◆ Data to use

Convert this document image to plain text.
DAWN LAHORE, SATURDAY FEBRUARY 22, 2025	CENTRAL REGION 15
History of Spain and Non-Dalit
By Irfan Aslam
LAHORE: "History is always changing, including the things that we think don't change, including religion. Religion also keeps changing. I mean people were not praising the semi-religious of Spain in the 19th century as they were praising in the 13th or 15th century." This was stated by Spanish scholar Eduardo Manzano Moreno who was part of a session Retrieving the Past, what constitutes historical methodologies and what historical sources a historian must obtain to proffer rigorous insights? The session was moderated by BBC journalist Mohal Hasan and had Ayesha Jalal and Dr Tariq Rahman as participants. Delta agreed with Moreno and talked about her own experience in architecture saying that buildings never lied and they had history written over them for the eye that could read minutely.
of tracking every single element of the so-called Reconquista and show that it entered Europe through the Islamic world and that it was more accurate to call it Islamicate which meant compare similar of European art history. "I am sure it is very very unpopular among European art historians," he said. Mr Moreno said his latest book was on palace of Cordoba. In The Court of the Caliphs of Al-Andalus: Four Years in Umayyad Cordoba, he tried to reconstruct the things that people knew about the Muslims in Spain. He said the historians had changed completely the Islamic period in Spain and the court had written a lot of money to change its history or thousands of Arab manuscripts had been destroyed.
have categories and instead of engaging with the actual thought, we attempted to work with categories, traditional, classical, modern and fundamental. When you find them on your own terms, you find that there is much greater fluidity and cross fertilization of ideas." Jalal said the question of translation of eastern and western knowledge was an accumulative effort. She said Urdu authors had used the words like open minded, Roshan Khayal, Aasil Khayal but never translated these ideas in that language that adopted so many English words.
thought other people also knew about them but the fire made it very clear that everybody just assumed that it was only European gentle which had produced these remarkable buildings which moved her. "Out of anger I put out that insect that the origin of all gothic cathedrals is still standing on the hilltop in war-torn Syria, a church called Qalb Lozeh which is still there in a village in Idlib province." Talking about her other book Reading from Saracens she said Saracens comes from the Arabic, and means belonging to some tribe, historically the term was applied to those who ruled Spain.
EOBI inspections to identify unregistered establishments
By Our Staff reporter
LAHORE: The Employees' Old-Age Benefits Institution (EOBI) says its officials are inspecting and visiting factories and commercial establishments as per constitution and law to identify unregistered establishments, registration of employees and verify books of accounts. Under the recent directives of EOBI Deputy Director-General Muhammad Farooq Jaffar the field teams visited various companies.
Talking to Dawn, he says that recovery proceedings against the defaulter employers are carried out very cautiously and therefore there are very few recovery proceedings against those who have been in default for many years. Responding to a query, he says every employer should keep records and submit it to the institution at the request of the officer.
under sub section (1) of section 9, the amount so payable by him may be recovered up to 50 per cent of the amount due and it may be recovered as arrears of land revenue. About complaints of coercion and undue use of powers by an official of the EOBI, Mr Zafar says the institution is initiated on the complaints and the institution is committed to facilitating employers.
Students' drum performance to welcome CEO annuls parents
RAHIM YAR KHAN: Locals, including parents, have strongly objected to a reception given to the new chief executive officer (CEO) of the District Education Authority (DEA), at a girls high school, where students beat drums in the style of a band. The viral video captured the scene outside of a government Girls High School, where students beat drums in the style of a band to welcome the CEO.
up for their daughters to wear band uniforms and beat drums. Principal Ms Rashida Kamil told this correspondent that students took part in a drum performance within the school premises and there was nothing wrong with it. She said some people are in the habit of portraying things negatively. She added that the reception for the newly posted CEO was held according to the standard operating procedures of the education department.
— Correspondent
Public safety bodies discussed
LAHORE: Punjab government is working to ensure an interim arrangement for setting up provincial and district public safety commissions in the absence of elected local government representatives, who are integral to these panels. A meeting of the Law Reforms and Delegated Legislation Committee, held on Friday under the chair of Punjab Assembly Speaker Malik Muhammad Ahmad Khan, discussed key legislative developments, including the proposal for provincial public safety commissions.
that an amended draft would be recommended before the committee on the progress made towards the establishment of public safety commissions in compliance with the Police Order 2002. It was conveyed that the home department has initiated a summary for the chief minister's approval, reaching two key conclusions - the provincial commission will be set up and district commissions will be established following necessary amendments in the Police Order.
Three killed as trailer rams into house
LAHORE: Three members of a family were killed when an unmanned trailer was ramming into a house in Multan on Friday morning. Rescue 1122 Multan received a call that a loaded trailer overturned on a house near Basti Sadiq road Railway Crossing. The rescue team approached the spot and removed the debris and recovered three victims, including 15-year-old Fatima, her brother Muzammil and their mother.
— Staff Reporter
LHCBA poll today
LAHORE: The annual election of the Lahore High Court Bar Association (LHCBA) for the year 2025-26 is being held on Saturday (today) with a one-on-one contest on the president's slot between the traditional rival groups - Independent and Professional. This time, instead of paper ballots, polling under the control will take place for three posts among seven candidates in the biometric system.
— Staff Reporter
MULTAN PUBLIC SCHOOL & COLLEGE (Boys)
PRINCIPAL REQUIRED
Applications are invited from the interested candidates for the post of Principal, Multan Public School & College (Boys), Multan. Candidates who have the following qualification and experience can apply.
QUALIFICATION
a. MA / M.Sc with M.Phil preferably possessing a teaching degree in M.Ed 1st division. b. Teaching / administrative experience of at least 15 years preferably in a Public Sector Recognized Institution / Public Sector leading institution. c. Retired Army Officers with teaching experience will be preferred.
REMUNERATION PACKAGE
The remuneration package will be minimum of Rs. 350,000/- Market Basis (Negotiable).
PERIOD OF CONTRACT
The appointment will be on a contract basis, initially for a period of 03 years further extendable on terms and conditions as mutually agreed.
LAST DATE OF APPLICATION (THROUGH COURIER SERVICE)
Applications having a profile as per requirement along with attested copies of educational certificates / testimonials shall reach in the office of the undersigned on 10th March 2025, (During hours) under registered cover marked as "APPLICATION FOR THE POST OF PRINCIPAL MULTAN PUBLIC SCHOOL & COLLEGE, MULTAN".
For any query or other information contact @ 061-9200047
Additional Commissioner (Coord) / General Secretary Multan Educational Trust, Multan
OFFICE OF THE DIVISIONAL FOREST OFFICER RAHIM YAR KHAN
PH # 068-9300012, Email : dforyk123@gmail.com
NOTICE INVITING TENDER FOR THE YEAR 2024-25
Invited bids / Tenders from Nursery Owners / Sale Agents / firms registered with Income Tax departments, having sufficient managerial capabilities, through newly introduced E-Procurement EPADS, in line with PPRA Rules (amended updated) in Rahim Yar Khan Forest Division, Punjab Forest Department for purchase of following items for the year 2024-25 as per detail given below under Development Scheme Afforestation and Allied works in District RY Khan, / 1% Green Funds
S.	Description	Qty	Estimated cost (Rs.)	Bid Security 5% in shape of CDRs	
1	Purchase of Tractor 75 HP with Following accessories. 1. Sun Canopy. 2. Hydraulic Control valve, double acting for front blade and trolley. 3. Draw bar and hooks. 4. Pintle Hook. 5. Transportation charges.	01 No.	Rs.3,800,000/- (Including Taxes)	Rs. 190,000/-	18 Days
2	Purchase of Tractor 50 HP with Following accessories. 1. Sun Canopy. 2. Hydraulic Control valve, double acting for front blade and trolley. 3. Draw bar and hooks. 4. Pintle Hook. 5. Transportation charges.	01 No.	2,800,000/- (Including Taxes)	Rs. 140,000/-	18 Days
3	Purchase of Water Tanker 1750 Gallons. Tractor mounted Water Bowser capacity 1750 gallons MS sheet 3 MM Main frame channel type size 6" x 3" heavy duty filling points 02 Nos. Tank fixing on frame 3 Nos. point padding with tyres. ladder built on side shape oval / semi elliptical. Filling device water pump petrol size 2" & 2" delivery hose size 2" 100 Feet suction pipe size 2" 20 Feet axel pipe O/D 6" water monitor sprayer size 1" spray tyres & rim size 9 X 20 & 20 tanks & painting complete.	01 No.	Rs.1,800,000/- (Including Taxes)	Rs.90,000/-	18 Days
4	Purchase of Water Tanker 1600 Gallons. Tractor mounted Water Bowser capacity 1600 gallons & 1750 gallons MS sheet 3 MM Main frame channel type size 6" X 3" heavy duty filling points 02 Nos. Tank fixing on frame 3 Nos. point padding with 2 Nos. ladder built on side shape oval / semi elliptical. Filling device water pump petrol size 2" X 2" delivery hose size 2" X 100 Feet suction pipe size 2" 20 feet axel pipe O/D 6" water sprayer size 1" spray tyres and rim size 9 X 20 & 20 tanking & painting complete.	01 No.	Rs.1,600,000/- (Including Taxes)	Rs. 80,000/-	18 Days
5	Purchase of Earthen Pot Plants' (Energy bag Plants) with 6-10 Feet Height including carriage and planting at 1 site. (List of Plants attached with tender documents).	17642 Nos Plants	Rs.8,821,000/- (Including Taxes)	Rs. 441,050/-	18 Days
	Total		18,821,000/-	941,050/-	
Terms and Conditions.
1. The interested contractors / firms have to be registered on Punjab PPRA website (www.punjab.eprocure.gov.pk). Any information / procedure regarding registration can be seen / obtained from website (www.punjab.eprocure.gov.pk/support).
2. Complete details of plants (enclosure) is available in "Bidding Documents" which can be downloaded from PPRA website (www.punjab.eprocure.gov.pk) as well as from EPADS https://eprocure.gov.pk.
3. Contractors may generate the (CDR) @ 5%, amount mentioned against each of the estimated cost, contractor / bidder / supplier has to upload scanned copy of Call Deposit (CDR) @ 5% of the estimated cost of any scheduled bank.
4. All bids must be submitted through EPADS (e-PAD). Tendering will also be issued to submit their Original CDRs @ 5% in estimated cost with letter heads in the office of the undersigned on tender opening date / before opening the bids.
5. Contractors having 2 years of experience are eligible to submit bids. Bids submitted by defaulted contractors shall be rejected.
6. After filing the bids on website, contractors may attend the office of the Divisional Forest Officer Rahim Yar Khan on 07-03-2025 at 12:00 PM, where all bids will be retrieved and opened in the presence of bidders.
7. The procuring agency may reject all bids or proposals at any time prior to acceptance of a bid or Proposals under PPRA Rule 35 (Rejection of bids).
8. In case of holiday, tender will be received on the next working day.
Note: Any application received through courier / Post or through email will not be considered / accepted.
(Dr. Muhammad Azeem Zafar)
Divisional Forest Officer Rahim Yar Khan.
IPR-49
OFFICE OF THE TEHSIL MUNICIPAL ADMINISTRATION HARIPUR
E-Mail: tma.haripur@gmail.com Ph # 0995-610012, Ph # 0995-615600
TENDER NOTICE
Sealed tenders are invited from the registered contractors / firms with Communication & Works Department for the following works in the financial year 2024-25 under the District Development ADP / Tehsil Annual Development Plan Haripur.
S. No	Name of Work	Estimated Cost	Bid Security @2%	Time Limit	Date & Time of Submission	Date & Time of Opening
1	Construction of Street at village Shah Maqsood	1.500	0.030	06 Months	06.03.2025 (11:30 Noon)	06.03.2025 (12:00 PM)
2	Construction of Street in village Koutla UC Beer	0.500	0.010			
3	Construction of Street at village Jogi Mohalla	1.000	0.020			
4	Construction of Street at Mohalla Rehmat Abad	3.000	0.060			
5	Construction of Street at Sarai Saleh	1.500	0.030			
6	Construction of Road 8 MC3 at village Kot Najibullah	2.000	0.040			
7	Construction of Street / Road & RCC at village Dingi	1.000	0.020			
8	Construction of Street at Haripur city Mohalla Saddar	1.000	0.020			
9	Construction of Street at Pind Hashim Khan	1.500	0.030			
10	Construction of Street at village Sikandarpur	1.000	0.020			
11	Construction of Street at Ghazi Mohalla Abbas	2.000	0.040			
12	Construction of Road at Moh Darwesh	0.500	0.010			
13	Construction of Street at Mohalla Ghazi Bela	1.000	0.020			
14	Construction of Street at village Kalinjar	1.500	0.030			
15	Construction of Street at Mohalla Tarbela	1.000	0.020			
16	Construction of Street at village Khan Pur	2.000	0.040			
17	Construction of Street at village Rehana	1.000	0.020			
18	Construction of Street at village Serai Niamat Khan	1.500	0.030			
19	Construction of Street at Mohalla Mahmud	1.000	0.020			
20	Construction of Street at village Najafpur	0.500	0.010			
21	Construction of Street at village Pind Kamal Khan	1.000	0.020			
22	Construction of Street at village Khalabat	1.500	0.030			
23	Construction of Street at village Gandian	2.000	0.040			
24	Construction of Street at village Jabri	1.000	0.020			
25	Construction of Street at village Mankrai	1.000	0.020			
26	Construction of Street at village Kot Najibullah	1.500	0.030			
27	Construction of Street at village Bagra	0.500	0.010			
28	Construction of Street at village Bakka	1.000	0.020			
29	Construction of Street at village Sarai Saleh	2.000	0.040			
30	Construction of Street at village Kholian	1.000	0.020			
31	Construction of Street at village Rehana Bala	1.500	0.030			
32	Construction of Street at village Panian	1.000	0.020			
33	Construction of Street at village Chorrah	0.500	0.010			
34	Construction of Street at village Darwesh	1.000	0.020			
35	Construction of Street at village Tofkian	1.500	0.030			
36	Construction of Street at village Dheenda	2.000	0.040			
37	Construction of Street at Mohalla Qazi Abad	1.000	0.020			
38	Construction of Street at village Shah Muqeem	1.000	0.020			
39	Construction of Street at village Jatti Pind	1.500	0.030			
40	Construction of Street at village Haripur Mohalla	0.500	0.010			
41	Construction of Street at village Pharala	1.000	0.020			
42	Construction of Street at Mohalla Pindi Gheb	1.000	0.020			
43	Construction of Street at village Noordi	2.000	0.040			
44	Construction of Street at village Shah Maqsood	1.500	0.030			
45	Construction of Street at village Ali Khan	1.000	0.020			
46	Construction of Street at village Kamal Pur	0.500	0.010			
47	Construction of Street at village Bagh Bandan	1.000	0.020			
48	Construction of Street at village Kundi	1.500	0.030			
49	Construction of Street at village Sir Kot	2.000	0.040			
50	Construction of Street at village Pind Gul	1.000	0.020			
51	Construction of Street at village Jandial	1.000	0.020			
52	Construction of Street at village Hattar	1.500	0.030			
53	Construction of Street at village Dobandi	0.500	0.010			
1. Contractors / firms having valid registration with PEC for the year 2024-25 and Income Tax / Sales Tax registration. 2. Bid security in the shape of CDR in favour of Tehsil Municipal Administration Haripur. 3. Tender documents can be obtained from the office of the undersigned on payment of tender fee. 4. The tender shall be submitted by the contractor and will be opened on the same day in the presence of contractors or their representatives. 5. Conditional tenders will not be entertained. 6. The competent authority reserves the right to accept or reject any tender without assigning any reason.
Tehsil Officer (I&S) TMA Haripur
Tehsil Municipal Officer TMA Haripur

◆ Requirement
For the word "axel", say how many lines of the listing contain it; give the number alone.

◆ Solution to this task
2